▸ WRITTEN INSTRUCTION
Check each line of the material below, and copy it if it holds the string "ROME".

[Entries from a dataset]
^^^^^^^^^^^^^^^^
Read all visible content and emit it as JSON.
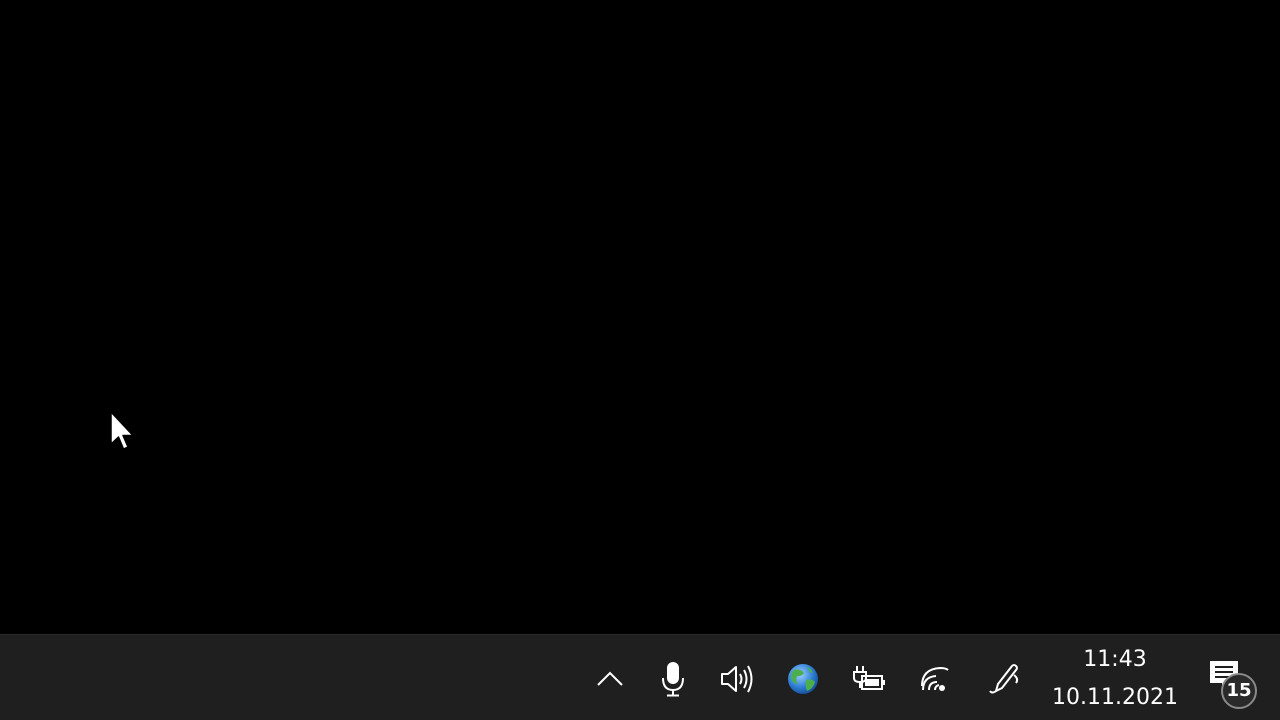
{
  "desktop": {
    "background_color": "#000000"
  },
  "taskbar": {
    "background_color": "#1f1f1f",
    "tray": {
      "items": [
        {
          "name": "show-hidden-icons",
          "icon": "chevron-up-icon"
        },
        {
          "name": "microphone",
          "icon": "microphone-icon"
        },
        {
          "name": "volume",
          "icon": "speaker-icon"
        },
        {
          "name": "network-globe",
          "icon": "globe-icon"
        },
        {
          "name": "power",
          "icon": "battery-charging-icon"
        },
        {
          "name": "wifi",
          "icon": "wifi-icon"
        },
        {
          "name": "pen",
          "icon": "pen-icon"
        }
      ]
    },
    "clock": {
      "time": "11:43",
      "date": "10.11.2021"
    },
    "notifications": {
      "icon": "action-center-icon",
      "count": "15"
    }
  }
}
^^^^^^^^^^^^^^^^
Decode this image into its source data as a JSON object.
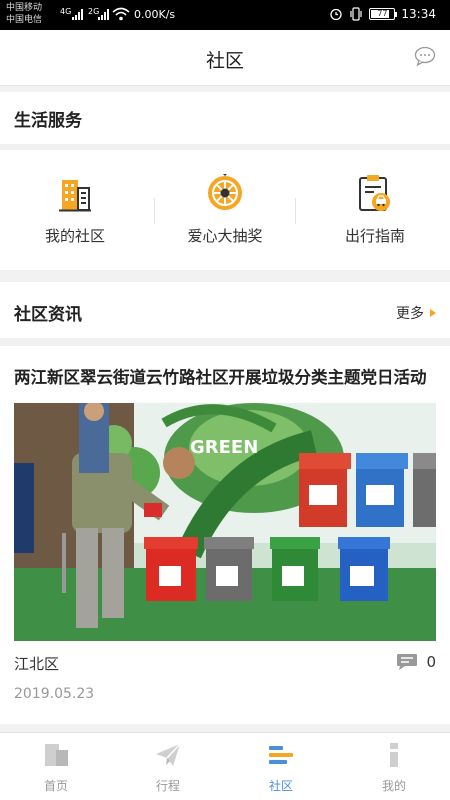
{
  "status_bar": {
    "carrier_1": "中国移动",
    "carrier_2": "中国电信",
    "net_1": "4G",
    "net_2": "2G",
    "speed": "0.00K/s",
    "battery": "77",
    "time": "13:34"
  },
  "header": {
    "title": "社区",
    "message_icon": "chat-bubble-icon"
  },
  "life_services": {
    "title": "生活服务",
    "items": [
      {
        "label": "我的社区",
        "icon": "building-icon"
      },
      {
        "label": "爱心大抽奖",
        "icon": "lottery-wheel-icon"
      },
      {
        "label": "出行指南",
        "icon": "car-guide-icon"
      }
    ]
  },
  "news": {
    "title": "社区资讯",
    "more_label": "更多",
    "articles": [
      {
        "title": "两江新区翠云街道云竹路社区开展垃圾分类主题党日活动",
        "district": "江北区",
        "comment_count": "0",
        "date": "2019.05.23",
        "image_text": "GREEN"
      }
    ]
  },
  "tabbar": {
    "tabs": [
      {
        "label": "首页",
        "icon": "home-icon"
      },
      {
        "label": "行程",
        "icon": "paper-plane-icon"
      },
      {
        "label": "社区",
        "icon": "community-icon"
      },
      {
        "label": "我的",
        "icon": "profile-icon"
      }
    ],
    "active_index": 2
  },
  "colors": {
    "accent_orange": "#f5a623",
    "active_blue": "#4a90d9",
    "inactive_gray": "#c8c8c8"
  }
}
^^^^^^^^^^^^^^^^
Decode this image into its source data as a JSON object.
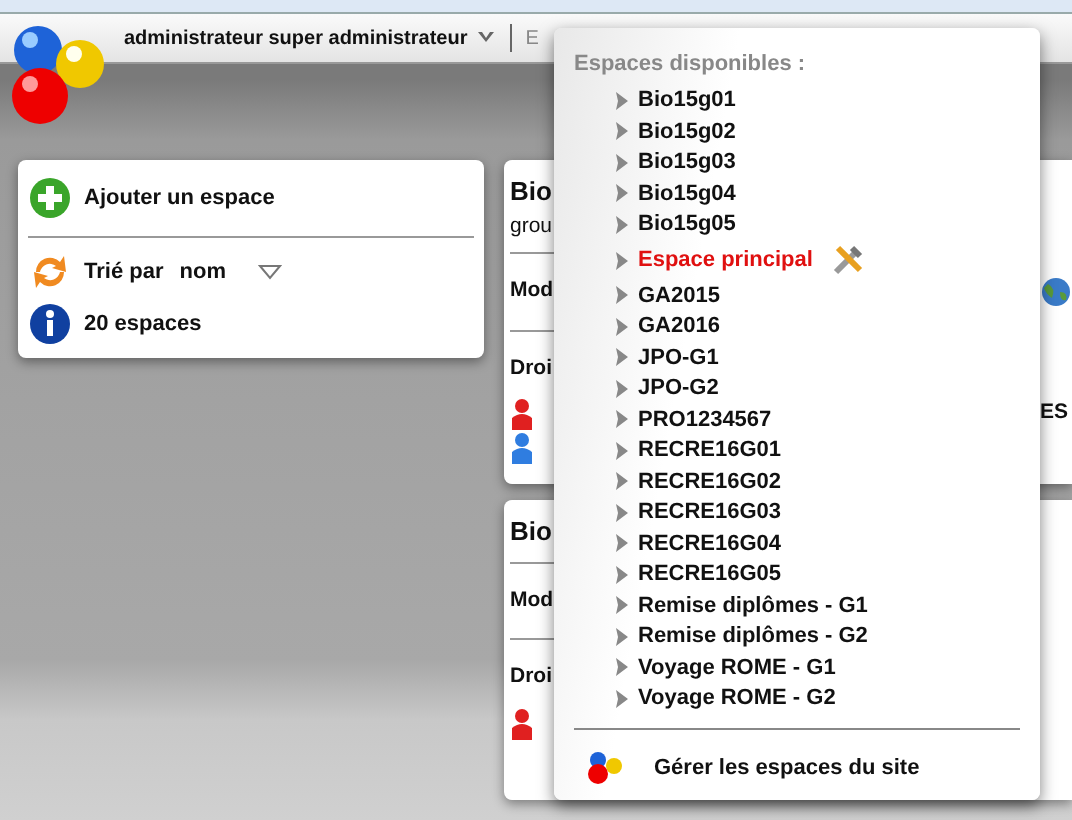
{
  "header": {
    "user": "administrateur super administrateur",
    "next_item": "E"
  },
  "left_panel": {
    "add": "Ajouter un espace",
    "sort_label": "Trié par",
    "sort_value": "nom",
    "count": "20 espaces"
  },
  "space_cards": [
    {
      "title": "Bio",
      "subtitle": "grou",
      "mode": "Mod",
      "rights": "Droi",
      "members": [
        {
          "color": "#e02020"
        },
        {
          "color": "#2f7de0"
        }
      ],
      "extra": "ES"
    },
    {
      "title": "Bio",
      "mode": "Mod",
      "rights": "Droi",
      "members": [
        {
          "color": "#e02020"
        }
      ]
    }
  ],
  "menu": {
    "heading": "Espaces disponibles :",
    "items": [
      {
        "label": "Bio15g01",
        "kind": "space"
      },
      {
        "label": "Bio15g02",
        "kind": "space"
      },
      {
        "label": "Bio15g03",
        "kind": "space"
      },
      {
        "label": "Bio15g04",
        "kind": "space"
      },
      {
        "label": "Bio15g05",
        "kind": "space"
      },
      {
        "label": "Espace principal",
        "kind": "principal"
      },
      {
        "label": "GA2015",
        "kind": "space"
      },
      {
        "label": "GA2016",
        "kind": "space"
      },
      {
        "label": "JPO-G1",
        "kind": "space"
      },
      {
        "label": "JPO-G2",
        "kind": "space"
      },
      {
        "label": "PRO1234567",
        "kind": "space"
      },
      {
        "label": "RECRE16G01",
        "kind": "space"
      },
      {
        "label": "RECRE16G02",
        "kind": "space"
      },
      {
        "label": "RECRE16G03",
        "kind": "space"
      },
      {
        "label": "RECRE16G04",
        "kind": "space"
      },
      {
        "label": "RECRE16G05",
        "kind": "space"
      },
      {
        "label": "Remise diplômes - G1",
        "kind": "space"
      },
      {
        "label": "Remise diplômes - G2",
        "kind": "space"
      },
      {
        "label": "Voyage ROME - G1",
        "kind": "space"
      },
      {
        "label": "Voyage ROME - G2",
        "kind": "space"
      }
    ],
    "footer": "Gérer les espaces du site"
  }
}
^^^^^^^^^^^^^^^^
▸ SOLUTION TO THE EXERCISE
        "label": "Voyage ROME - G1",
        "label": "Voyage ROME - G2",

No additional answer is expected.